-- START OF RECORD EXCERPTS --

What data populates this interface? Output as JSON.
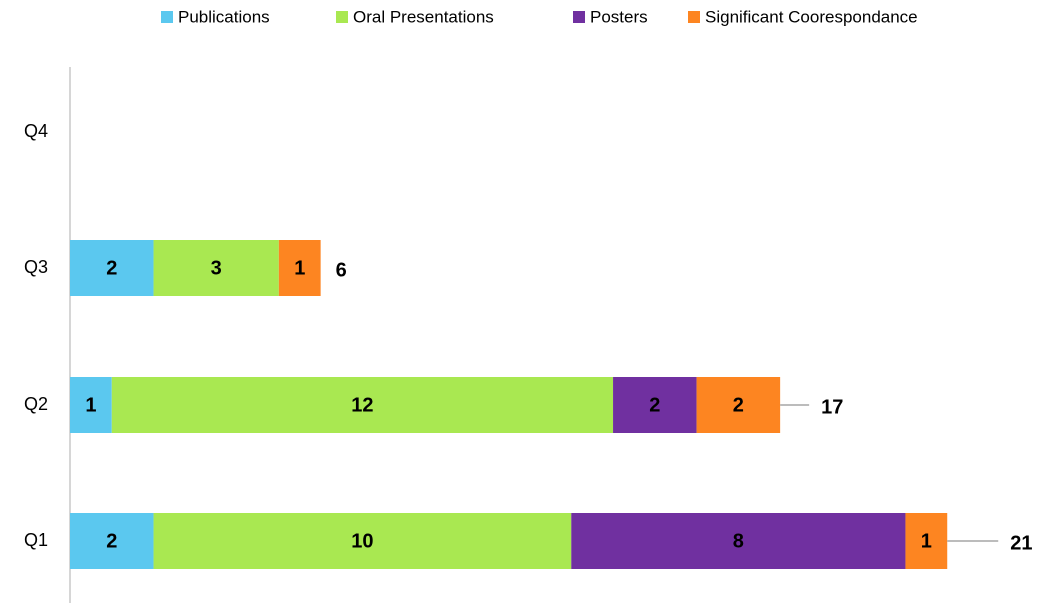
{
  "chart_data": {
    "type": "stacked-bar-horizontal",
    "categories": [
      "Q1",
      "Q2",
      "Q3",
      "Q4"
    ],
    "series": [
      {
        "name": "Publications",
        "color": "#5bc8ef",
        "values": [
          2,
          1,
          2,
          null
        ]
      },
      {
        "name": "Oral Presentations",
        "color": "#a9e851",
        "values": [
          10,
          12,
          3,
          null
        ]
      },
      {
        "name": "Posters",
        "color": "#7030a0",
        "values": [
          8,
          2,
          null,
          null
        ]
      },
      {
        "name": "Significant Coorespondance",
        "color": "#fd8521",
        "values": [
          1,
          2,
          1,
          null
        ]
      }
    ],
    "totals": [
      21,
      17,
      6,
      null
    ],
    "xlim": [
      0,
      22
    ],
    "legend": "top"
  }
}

-- END OF RECORD EXCERPTS --
-- START OF RECORD EXCERPTS --

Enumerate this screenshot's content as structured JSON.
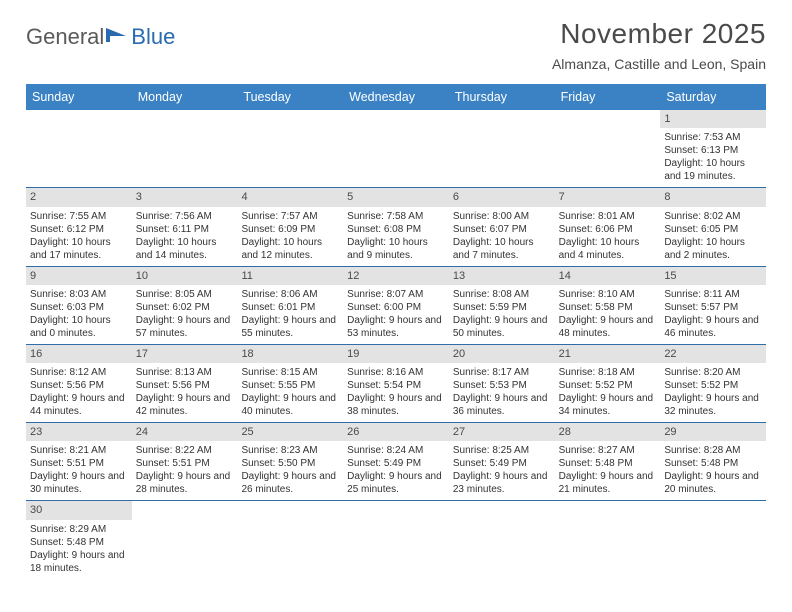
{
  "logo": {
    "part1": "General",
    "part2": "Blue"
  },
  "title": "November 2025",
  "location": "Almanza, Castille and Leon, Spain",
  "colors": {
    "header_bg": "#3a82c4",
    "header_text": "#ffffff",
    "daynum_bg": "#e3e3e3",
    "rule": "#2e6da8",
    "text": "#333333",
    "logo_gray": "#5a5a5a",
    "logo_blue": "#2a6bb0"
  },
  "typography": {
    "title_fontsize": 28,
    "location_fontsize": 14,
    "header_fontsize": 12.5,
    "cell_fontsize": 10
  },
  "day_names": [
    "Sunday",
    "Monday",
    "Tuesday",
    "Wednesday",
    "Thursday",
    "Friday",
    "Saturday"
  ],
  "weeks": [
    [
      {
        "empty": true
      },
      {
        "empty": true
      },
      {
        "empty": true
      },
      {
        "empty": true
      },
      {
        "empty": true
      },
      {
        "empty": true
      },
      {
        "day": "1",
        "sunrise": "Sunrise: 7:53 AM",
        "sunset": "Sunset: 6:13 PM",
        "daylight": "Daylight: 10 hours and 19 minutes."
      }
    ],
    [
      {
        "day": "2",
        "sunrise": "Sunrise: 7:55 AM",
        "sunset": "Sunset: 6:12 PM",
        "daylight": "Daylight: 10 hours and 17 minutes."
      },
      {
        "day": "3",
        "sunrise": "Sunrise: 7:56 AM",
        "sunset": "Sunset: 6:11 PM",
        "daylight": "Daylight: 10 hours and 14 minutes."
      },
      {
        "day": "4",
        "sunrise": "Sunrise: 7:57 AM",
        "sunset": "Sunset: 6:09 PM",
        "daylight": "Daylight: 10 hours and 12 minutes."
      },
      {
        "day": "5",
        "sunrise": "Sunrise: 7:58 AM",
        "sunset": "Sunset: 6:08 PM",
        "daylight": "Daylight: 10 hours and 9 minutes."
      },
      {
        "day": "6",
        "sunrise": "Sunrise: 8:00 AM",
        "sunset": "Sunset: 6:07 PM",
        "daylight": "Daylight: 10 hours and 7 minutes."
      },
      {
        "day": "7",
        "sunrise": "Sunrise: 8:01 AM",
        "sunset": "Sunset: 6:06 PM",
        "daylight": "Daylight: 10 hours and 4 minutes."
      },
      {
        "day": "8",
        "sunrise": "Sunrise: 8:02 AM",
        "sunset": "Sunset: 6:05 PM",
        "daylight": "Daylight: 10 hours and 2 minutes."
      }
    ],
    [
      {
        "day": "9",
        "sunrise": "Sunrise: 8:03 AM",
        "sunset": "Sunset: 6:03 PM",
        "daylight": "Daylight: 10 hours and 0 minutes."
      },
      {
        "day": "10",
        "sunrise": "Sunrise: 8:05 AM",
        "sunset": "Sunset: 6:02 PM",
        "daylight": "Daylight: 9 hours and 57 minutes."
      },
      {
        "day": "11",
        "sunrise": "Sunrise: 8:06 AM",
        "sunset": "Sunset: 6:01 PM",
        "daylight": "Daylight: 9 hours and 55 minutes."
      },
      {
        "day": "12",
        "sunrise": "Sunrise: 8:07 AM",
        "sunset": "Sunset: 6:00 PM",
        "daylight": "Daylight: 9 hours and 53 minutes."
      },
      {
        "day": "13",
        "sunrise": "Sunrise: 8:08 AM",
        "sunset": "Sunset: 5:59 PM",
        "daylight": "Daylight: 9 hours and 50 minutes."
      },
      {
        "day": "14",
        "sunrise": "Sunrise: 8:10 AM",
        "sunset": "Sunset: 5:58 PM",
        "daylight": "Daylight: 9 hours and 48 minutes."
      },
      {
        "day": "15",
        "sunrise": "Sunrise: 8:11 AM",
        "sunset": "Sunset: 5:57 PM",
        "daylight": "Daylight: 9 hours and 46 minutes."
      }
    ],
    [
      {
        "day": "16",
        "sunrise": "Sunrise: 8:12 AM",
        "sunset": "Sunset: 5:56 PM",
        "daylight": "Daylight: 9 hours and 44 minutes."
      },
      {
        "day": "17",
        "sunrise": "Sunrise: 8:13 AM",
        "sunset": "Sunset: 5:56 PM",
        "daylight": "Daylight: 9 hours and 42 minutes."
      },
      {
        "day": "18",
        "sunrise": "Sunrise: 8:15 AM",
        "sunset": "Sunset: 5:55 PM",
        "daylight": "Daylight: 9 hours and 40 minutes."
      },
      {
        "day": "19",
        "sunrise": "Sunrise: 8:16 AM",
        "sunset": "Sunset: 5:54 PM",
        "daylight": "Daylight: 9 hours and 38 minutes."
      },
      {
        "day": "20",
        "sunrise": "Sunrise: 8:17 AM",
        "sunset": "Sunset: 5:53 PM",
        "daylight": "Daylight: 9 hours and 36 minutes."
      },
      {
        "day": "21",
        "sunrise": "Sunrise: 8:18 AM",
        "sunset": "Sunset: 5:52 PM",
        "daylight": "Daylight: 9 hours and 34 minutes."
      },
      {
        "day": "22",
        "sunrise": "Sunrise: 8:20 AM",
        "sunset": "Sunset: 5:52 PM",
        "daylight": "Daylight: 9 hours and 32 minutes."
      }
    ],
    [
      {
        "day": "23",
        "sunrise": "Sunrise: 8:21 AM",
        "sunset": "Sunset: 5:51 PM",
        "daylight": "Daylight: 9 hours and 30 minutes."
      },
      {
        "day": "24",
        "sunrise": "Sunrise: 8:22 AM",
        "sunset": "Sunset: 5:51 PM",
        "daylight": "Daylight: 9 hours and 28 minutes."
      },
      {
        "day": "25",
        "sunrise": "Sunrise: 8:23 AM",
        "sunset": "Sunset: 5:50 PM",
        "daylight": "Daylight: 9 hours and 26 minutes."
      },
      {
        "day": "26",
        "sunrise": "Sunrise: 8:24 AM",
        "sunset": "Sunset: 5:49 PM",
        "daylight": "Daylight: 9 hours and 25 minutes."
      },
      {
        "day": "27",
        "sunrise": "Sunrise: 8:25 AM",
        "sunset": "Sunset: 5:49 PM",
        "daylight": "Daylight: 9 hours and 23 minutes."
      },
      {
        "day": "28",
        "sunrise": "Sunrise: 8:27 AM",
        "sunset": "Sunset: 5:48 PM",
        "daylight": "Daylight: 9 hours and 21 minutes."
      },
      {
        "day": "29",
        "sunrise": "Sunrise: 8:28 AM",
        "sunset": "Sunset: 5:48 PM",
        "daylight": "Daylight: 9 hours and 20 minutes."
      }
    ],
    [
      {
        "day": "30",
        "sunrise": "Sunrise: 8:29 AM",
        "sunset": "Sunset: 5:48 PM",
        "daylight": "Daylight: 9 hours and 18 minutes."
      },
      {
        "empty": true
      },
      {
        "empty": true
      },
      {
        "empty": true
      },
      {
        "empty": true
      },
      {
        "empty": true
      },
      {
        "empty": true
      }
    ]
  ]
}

-- END OF RECORD EXCERPTS --

■ WORK INSTRUCTIONS
State how many lines of the listing above hold the word "this", with nothing but the number.

■ FINAL RESULT
2